• Aim of the task
Update the lines below so that each instance of "delete-button" reads "remove-button", keeping everything else the same.

• Rows
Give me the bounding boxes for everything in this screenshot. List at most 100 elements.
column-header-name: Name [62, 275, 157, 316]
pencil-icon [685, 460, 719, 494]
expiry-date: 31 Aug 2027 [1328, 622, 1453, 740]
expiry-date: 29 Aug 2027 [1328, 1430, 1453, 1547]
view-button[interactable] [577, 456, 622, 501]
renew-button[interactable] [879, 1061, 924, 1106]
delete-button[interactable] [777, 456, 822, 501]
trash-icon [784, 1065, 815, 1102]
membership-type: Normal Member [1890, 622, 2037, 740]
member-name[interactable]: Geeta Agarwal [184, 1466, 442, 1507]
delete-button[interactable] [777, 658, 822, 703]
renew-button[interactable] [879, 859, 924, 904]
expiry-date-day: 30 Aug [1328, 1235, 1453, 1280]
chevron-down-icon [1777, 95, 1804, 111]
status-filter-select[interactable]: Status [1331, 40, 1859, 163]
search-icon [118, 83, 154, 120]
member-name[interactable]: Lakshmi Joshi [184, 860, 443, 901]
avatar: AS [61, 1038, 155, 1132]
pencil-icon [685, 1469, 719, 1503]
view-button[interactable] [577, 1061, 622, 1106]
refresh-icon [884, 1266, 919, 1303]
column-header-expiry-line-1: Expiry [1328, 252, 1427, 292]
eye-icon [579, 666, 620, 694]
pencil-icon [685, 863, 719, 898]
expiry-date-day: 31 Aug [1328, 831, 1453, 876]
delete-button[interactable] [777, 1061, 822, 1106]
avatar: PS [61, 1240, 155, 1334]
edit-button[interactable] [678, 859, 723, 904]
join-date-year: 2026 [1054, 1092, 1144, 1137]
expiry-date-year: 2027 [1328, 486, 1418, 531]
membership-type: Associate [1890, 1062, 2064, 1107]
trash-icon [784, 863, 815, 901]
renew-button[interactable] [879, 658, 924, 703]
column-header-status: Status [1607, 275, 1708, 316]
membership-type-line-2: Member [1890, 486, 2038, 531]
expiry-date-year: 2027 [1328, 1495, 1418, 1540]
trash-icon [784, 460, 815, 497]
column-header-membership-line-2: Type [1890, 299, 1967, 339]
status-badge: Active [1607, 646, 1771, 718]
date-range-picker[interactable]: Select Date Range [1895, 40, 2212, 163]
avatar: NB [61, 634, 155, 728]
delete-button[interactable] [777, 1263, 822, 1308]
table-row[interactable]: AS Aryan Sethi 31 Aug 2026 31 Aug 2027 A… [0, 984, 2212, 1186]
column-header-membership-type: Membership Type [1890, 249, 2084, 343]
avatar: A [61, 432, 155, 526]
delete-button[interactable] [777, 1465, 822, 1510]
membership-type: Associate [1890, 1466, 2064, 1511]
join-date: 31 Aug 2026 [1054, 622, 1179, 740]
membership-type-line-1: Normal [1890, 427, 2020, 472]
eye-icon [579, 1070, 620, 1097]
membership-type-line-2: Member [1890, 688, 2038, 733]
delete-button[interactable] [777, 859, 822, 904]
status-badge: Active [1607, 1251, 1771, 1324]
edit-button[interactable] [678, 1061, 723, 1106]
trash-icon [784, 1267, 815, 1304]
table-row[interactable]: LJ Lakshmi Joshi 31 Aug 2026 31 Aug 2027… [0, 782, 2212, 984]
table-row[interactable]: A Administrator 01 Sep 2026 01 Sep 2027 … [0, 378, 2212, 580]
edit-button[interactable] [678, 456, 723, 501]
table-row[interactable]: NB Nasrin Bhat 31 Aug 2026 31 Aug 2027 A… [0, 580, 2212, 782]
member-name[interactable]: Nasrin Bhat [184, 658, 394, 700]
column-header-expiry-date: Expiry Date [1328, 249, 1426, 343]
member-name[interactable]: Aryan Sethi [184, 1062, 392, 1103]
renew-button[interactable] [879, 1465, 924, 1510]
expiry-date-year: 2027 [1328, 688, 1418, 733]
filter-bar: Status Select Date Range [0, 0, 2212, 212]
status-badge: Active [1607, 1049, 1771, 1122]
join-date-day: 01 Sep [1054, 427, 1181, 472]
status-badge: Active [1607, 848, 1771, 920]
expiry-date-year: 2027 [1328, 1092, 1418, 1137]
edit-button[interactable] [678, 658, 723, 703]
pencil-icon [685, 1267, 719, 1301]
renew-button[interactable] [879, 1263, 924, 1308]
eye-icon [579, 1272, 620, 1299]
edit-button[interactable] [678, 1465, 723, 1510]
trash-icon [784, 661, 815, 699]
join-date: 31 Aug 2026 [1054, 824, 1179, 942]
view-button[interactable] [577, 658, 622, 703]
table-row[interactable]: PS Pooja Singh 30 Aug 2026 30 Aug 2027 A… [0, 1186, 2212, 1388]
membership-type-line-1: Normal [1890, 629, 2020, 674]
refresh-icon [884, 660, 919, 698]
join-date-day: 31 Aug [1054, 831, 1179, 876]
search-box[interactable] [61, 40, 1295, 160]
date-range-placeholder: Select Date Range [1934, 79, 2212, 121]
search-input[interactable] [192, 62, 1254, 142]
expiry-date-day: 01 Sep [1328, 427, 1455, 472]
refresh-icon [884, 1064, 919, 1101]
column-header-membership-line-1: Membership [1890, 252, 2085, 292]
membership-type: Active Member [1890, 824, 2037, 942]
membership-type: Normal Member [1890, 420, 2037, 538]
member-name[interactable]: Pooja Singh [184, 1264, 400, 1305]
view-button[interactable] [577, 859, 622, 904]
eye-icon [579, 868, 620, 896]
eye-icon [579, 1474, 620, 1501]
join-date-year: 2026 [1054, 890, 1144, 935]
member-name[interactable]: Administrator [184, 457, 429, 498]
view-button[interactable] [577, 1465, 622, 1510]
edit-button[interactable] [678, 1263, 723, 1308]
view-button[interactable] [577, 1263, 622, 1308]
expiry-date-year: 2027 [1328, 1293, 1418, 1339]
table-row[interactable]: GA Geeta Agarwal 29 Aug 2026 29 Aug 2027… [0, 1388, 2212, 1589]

• Answer in full
Give me the bounding boxes for everything in this screenshot. List at most 100 elements.
column-header-name: Name [62, 275, 157, 316]
pencil-icon [685, 460, 719, 494]
expiry-date: 31 Aug 2027 [1328, 622, 1453, 740]
expiry-date: 29 Aug 2027 [1328, 1430, 1453, 1547]
view-button[interactable] [577, 456, 622, 501]
renew-button[interactable] [879, 1061, 924, 1106]
remove-button[interactable] [777, 456, 822, 501]
trash-icon [784, 1065, 815, 1102]
membership-type: Normal Member [1890, 622, 2037, 740]
member-name[interactable]: Geeta Agarwal [184, 1466, 442, 1507]
remove-button[interactable] [777, 658, 822, 703]
renew-button[interactable] [879, 859, 924, 904]
expiry-date-day: 30 Aug [1328, 1235, 1453, 1280]
chevron-down-icon [1777, 95, 1804, 111]
status-filter-select[interactable]: Status [1331, 40, 1859, 163]
search-icon [118, 83, 154, 120]
member-name[interactable]: Lakshmi Joshi [184, 860, 443, 901]
avatar: AS [61, 1038, 155, 1132]
pencil-icon [685, 1469, 719, 1503]
view-button[interactable] [577, 1061, 622, 1106]
refresh-icon [884, 1266, 919, 1303]
column-header-expiry-line-1: Expiry [1328, 252, 1427, 292]
eye-icon [579, 666, 620, 694]
pencil-icon [685, 863, 719, 898]
expiry-date-day: 31 Aug [1328, 831, 1453, 876]
remove-button[interactable] [777, 1061, 822, 1106]
avatar: PS [61, 1240, 155, 1334]
edit-button[interactable] [678, 859, 723, 904]
join-date-year: 2026 [1054, 1092, 1144, 1137]
expiry-date-year: 2027 [1328, 486, 1418, 531]
membership-type: Associate [1890, 1062, 2064, 1107]
trash-icon [784, 863, 815, 901]
renew-button[interactable] [879, 658, 924, 703]
column-header-status: Status [1607, 275, 1708, 316]
membership-type-line-2: Member [1890, 486, 2038, 531]
expiry-date-year: 2027 [1328, 1495, 1418, 1540]
trash-icon [784, 460, 815, 497]
column-header-membership-line-2: Type [1890, 299, 1967, 339]
status-badge: Active [1607, 646, 1771, 718]
date-range-picker[interactable]: Select Date Range [1895, 40, 2212, 163]
avatar: NB [61, 634, 155, 728]
remove-button[interactable] [777, 1263, 822, 1308]
table-row[interactable]: AS Aryan Sethi 31 Aug 2026 31 Aug 2027 A… [0, 984, 2212, 1186]
column-header-membership-type: Membership Type [1890, 249, 2084, 343]
avatar: A [61, 432, 155, 526]
remove-button[interactable] [777, 1465, 822, 1510]
membership-type: Associate [1890, 1466, 2064, 1511]
join-date: 31 Aug 2026 [1054, 622, 1179, 740]
membership-type-line-1: Normal [1890, 427, 2020, 472]
eye-icon [579, 1070, 620, 1097]
membership-type-line-2: Member [1890, 688, 2038, 733]
remove-button[interactable] [777, 859, 822, 904]
status-badge: Active [1607, 1251, 1771, 1324]
edit-button[interactable] [678, 1061, 723, 1106]
trash-icon [784, 1267, 815, 1304]
table-row[interactable]: LJ Lakshmi Joshi 31 Aug 2026 31 Aug 2027… [0, 782, 2212, 984]
table-row[interactable]: A Administrator 01 Sep 2026 01 Sep 2027 … [0, 378, 2212, 580]
edit-button[interactable] [678, 456, 723, 501]
table-row[interactable]: NB Nasrin Bhat 31 Aug 2026 31 Aug 2027 A… [0, 580, 2212, 782]
member-name[interactable]: Nasrin Bhat [184, 658, 394, 700]
column-header-expiry-date: Expiry Date [1328, 249, 1426, 343]
member-name[interactable]: Aryan Sethi [184, 1062, 392, 1103]
renew-button[interactable] [879, 1465, 924, 1510]
expiry-date-year: 2027 [1328, 688, 1418, 733]
filter-bar: Status Select Date Range [0, 0, 2212, 212]
status-badge: Active [1607, 1049, 1771, 1122]
join-date-day: 01 Sep [1054, 427, 1181, 472]
status-badge: Active [1607, 848, 1771, 920]
expiry-date-year: 2027 [1328, 1092, 1418, 1137]
edit-button[interactable] [678, 658, 723, 703]
pencil-icon [685, 1267, 719, 1301]
renew-button[interactable] [879, 1263, 924, 1308]
eye-icon [579, 1272, 620, 1299]
edit-button[interactable] [678, 1465, 723, 1510]
trash-icon [784, 661, 815, 699]
join-date: 31 Aug 2026 [1054, 824, 1179, 942]
view-button[interactable] [577, 658, 622, 703]
table-row[interactable]: PS Pooja Singh 30 Aug 2026 30 Aug 2027 A… [0, 1186, 2212, 1388]
membership-type-line-1: Normal [1890, 629, 2020, 674]
refresh-icon [884, 660, 919, 698]
join-date-day: 31 Aug [1054, 831, 1179, 876]
search-box[interactable] [61, 40, 1295, 160]
date-range-placeholder: Select Date Range [1934, 79, 2212, 121]
search-input[interactable] [192, 62, 1254, 142]
expiry-date-day: 01 Sep [1328, 427, 1455, 472]
refresh-icon [884, 1064, 919, 1101]
column-header-membership-line-1: Membership [1890, 252, 2085, 292]
membership-type: Active Member [1890, 824, 2037, 942]
membership-type: Normal Member [1890, 420, 2037, 538]
member-name[interactable]: Pooja Singh [184, 1264, 400, 1305]
view-button[interactable] [577, 859, 622, 904]
eye-icon [579, 868, 620, 896]
eye-icon [579, 1474, 620, 1501]
join-date-year: 2026 [1054, 890, 1144, 935]
member-name[interactable]: Administrator [184, 457, 429, 498]
view-button[interactable] [577, 1465, 622, 1510]
edit-button[interactable] [678, 1263, 723, 1308]
view-button[interactable] [577, 1263, 622, 1308]
expiry-date-year: 2027 [1328, 1293, 1418, 1339]
table-row[interactable]: GA Geeta Agarwal 29 Aug 2026 29 Aug 2027… [0, 1388, 2212, 1589]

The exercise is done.